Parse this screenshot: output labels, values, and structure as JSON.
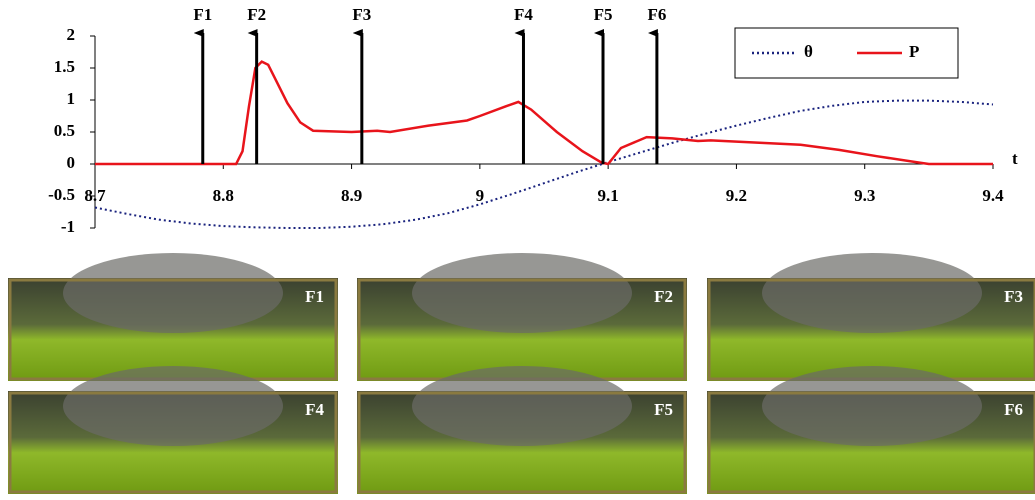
{
  "chart_data": {
    "type": "line",
    "xlabel": "t",
    "xlim": [
      8.7,
      9.4
    ],
    "xticks": [
      8.7,
      8.8,
      8.9,
      9,
      9.1,
      9.2,
      9.3,
      9.4
    ],
    "ylim": [
      -1,
      2
    ],
    "yticks": [
      -1,
      -0.5,
      0,
      0.5,
      1,
      1.5,
      2
    ],
    "legend": "top-right",
    "series": [
      {
        "name": "θ",
        "color": "#1a237e",
        "style": "dotted",
        "x": [
          8.7,
          8.725,
          8.75,
          8.775,
          8.8,
          8.825,
          8.85,
          8.875,
          8.9,
          8.925,
          8.95,
          8.975,
          9.0,
          9.025,
          9.05,
          9.075,
          9.1,
          9.125,
          9.15,
          9.175,
          9.2,
          9.225,
          9.25,
          9.275,
          9.3,
          9.325,
          9.35,
          9.375,
          9.4
        ],
        "values": [
          -0.68,
          -0.78,
          -0.87,
          -0.93,
          -0.97,
          -0.99,
          -1.0,
          -1.0,
          -0.98,
          -0.94,
          -0.87,
          -0.77,
          -0.63,
          -0.47,
          -0.3,
          -0.13,
          0.03,
          0.18,
          0.33,
          0.47,
          0.6,
          0.72,
          0.83,
          0.91,
          0.97,
          0.99,
          0.99,
          0.97,
          0.93
        ]
      },
      {
        "name": "P",
        "color": "#e8141b",
        "style": "solid",
        "x": [
          8.7,
          8.81,
          8.815,
          8.82,
          8.825,
          8.83,
          8.835,
          8.84,
          8.85,
          8.86,
          8.87,
          8.9,
          8.92,
          8.93,
          8.96,
          8.99,
          9.0,
          9.02,
          9.03,
          9.04,
          9.06,
          9.08,
          9.095,
          9.1,
          9.11,
          9.13,
          9.15,
          9.17,
          9.18,
          9.22,
          9.25,
          9.28,
          9.31,
          9.34,
          9.35,
          9.4
        ],
        "values": [
          0,
          0,
          0.2,
          0.9,
          1.5,
          1.6,
          1.55,
          1.35,
          0.95,
          0.65,
          0.52,
          0.5,
          0.52,
          0.5,
          0.6,
          0.68,
          0.75,
          0.9,
          0.97,
          0.85,
          0.5,
          0.2,
          0.02,
          0,
          0.25,
          0.42,
          0.4,
          0.36,
          0.37,
          0.33,
          0.3,
          0.22,
          0.12,
          0.03,
          0,
          0
        ]
      }
    ],
    "annotations": [
      {
        "label": "F1",
        "x": 8.784
      },
      {
        "label": "F2",
        "x": 8.826
      },
      {
        "label": "F3",
        "x": 8.908
      },
      {
        "label": "F4",
        "x": 9.034
      },
      {
        "label": "F5",
        "x": 9.096
      },
      {
        "label": "F6",
        "x": 9.138
      }
    ]
  },
  "panels": [
    "F1",
    "F2",
    "F3",
    "F4",
    "F5",
    "F6"
  ]
}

→ Task directions:
Copy out every line of the material above exactly, skipping the pictures.

→ Output below:
Parse this screenshot: output labels, values, and structure as JSON.
{
  "chart_data": {
    "type": "line",
    "xlabel": "t",
    "xlim": [
      8.7,
      9.4
    ],
    "xticks": [
      8.7,
      8.8,
      8.9,
      9,
      9.1,
      9.2,
      9.3,
      9.4
    ],
    "ylim": [
      -1,
      2
    ],
    "yticks": [
      -1,
      -0.5,
      0,
      0.5,
      1,
      1.5,
      2
    ],
    "legend": "top-right",
    "series": [
      {
        "name": "θ",
        "color": "#1a237e",
        "style": "dotted",
        "x": [
          8.7,
          8.725,
          8.75,
          8.775,
          8.8,
          8.825,
          8.85,
          8.875,
          8.9,
          8.925,
          8.95,
          8.975,
          9.0,
          9.025,
          9.05,
          9.075,
          9.1,
          9.125,
          9.15,
          9.175,
          9.2,
          9.225,
          9.25,
          9.275,
          9.3,
          9.325,
          9.35,
          9.375,
          9.4
        ],
        "values": [
          -0.68,
          -0.78,
          -0.87,
          -0.93,
          -0.97,
          -0.99,
          -1.0,
          -1.0,
          -0.98,
          -0.94,
          -0.87,
          -0.77,
          -0.63,
          -0.47,
          -0.3,
          -0.13,
          0.03,
          0.18,
          0.33,
          0.47,
          0.6,
          0.72,
          0.83,
          0.91,
          0.97,
          0.99,
          0.99,
          0.97,
          0.93
        ]
      },
      {
        "name": "P",
        "color": "#e8141b",
        "style": "solid",
        "x": [
          8.7,
          8.81,
          8.815,
          8.82,
          8.825,
          8.83,
          8.835,
          8.84,
          8.85,
          8.86,
          8.87,
          8.9,
          8.92,
          8.93,
          8.96,
          8.99,
          9.0,
          9.02,
          9.03,
          9.04,
          9.06,
          9.08,
          9.095,
          9.1,
          9.11,
          9.13,
          9.15,
          9.17,
          9.18,
          9.22,
          9.25,
          9.28,
          9.31,
          9.34,
          9.35,
          9.4
        ],
        "values": [
          0,
          0,
          0.2,
          0.9,
          1.5,
          1.6,
          1.55,
          1.35,
          0.95,
          0.65,
          0.52,
          0.5,
          0.52,
          0.5,
          0.6,
          0.68,
          0.75,
          0.9,
          0.97,
          0.85,
          0.5,
          0.2,
          0.02,
          0,
          0.25,
          0.42,
          0.4,
          0.36,
          0.37,
          0.33,
          0.3,
          0.22,
          0.12,
          0.03,
          0,
          0
        ]
      }
    ],
    "annotations": [
      {
        "label": "F1",
        "x": 8.784
      },
      {
        "label": "F2",
        "x": 8.826
      },
      {
        "label": "F3",
        "x": 8.908
      },
      {
        "label": "F4",
        "x": 9.034
      },
      {
        "label": "F5",
        "x": 9.096
      },
      {
        "label": "F6",
        "x": 9.138
      }
    ]
  },
  "panels": [
    "F1",
    "F2",
    "F3",
    "F4",
    "F5",
    "F6"
  ]
}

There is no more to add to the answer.